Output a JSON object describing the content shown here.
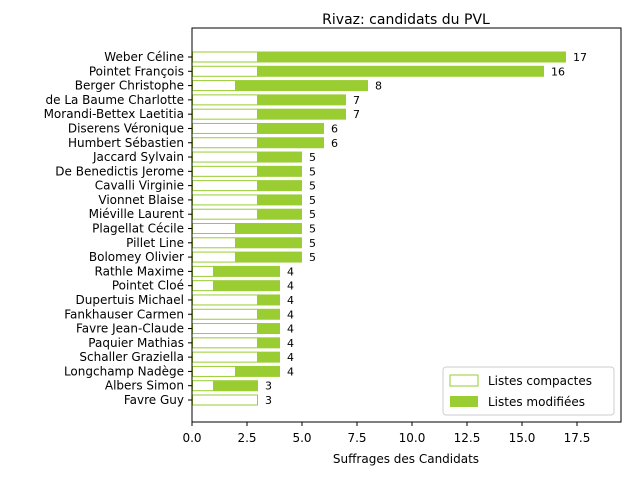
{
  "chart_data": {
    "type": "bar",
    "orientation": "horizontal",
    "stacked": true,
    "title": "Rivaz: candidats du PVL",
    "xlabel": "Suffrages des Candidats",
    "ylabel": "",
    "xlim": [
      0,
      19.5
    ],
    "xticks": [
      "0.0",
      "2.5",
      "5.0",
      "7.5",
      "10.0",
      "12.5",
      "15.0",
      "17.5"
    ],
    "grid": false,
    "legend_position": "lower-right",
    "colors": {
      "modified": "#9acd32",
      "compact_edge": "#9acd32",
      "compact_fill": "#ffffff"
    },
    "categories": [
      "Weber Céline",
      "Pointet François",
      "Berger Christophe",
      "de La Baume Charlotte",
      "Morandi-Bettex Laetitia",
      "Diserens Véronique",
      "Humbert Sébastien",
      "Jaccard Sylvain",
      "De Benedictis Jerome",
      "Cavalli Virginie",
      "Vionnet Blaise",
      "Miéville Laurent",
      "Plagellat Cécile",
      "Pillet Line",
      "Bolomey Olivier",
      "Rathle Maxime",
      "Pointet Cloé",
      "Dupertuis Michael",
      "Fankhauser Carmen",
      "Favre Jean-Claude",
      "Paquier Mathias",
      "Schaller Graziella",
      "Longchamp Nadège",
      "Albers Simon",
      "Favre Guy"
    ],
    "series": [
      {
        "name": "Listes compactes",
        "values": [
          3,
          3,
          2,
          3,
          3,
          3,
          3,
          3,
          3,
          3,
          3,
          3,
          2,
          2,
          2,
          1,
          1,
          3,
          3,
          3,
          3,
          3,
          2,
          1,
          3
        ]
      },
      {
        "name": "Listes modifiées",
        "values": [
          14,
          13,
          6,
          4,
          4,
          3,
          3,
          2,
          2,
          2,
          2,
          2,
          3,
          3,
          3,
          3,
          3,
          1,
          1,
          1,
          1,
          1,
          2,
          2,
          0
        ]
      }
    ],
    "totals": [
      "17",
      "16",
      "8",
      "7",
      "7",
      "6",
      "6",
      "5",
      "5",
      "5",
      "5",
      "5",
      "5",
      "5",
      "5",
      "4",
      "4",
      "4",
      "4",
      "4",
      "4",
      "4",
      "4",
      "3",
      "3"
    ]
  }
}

+---+

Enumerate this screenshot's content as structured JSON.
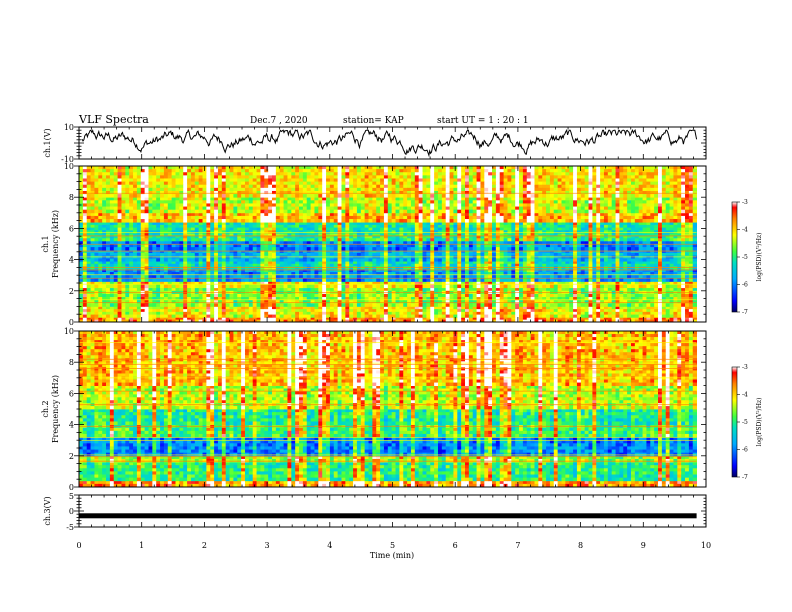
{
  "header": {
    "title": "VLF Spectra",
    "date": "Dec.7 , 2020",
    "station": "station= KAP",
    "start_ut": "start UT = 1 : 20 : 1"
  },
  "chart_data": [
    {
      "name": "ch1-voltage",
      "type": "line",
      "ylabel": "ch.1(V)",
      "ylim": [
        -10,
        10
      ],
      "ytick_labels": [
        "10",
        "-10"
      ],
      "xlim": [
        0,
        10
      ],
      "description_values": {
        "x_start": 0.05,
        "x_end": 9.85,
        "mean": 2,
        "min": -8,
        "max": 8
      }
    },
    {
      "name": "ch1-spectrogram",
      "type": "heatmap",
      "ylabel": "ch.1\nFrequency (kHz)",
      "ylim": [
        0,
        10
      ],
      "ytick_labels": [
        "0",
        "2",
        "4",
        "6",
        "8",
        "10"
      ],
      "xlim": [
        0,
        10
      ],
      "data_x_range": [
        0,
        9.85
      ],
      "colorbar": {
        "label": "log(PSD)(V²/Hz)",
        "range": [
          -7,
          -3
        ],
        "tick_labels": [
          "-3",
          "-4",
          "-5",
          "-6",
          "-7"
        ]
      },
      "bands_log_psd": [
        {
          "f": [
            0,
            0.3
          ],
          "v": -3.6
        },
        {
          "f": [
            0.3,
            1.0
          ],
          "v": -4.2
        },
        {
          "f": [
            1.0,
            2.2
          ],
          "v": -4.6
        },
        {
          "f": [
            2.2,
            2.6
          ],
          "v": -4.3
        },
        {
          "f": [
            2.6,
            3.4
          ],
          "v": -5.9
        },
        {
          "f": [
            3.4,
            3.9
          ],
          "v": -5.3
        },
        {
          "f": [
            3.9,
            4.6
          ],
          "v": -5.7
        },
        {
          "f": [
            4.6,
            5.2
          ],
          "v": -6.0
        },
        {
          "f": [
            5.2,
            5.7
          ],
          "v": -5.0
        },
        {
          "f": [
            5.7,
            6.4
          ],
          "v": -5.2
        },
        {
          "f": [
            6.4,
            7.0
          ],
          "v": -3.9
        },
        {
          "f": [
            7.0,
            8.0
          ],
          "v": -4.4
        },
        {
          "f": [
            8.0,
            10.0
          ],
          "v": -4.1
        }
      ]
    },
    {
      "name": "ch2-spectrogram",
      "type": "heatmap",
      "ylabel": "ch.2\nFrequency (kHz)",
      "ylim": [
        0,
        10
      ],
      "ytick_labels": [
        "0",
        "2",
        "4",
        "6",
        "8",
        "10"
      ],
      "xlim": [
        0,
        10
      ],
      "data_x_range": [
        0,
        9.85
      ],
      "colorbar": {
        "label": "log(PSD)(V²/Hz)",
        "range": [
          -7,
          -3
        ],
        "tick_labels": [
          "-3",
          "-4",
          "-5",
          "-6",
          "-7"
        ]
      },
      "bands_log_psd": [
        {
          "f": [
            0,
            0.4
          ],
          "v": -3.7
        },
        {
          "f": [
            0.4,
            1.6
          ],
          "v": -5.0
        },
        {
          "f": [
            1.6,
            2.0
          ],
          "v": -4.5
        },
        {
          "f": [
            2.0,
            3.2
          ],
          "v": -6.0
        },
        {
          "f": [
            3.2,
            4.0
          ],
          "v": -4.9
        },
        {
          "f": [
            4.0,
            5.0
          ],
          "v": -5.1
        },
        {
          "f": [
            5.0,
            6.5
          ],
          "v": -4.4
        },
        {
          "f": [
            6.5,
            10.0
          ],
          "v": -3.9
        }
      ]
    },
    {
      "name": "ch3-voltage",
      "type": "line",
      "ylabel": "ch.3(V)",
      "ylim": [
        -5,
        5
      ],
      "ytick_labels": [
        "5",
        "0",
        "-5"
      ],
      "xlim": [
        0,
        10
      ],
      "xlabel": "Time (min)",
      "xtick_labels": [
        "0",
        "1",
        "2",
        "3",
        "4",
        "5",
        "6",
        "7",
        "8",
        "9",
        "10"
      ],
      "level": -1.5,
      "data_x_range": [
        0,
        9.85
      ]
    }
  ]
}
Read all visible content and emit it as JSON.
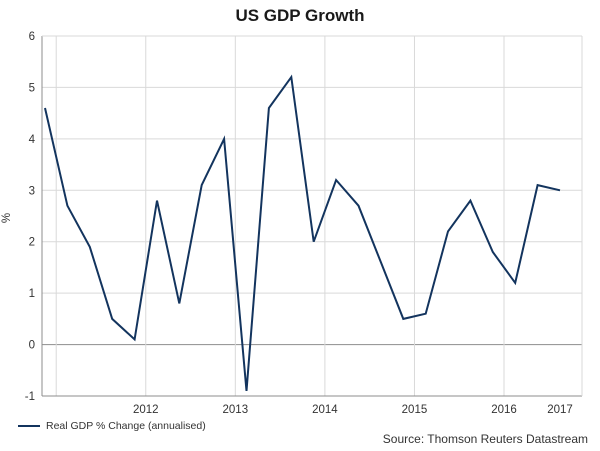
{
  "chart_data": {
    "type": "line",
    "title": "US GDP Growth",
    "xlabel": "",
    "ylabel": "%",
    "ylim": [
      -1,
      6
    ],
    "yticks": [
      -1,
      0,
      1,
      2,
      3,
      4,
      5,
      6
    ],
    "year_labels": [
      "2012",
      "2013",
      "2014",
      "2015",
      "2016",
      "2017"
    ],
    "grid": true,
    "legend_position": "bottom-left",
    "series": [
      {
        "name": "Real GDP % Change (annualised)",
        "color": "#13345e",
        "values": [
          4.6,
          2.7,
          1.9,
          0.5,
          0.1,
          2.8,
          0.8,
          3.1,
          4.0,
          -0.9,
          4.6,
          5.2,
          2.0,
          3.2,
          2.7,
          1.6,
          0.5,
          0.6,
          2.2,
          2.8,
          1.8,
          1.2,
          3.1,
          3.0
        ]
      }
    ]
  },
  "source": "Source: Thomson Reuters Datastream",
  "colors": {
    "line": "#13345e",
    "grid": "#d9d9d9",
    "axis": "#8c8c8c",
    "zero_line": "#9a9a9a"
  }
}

+---+

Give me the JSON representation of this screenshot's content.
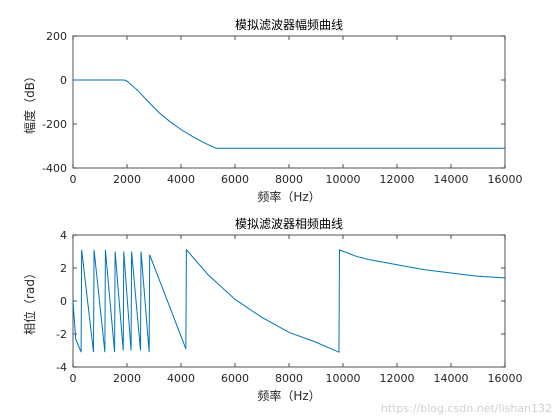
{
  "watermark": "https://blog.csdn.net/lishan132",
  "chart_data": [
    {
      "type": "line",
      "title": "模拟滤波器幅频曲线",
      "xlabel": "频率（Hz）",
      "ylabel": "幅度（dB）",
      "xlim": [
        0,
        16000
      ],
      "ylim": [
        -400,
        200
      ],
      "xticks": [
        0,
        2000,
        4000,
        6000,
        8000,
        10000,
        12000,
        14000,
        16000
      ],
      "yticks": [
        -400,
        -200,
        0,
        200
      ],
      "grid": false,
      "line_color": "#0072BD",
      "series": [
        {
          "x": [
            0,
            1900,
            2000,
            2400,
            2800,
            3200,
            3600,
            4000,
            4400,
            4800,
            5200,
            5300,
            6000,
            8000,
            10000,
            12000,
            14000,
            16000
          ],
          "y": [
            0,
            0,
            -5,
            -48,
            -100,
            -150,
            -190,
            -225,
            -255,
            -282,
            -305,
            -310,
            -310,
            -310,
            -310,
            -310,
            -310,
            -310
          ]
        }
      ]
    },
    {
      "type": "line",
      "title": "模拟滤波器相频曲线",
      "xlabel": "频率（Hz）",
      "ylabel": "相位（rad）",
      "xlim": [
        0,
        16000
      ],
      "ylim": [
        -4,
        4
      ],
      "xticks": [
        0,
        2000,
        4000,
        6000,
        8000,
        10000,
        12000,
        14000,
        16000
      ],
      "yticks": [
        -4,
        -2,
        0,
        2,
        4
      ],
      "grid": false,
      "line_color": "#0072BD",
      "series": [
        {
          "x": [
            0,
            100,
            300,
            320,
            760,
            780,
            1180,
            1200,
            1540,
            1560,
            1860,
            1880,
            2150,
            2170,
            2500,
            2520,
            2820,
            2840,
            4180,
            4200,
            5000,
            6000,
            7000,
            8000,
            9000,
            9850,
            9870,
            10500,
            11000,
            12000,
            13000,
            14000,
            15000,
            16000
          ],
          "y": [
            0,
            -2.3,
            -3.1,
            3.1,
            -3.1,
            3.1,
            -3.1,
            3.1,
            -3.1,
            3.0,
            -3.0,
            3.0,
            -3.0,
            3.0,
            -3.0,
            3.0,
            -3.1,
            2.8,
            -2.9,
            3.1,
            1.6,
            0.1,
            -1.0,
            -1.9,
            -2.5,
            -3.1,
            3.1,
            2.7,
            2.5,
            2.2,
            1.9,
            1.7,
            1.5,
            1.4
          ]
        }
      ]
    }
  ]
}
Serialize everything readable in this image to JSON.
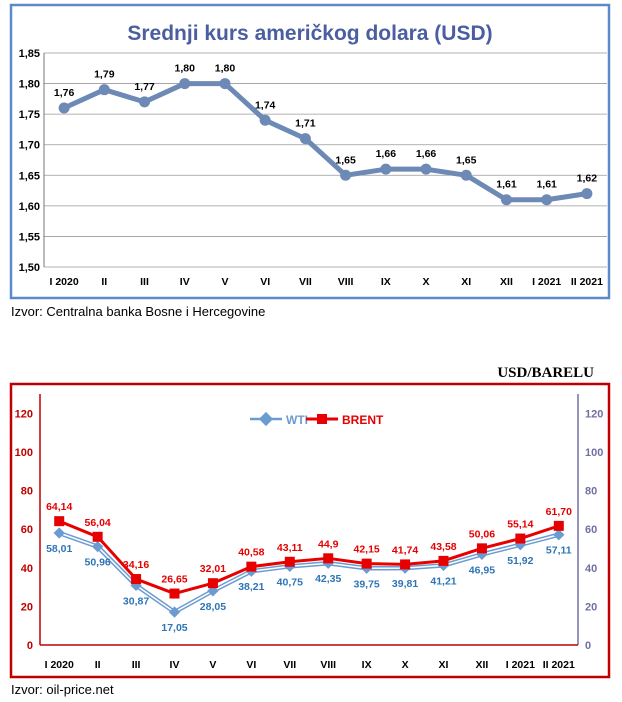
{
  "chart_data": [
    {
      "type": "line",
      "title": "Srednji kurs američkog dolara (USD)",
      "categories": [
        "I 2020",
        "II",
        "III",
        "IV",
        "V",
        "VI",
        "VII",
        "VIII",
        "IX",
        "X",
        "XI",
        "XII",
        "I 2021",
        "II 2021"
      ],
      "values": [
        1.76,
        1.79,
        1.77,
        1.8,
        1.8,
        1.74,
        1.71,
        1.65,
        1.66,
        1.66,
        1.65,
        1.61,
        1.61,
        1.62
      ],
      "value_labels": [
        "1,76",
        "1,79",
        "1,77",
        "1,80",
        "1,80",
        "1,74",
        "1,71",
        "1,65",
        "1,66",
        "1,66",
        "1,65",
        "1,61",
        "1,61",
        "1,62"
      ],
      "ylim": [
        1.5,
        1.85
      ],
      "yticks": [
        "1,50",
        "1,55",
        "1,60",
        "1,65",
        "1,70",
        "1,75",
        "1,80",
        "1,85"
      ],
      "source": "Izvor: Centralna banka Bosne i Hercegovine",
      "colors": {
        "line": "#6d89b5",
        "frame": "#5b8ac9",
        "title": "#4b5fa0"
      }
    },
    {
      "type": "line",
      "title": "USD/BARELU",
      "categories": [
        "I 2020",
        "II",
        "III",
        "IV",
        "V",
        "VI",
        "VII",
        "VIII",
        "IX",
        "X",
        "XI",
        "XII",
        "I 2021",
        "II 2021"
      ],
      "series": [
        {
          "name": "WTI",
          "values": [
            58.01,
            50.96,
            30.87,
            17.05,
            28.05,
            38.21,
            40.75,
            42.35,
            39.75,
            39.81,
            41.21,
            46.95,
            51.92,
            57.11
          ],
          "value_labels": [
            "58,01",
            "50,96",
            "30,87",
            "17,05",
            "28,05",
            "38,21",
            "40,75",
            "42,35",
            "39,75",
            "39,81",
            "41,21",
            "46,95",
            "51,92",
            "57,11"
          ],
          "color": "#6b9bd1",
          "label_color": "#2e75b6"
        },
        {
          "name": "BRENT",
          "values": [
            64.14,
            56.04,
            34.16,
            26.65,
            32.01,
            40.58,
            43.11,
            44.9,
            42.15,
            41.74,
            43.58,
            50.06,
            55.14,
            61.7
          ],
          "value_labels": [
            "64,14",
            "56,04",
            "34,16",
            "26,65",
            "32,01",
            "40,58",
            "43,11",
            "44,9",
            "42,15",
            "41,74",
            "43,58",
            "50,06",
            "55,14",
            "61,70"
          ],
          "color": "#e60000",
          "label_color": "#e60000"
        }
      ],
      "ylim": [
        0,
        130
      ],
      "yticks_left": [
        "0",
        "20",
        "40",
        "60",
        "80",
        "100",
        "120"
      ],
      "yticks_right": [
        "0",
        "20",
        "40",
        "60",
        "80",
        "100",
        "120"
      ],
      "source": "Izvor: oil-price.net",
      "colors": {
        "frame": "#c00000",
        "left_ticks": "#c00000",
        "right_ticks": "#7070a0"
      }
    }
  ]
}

+---+

- Task to carry out
Find the lines above holding the word "grid" and show them.

- The solution
    "grid": false,
    "grid": true,
    "grid": "#d9d9d9",
      "grid": false,
      "grid": false,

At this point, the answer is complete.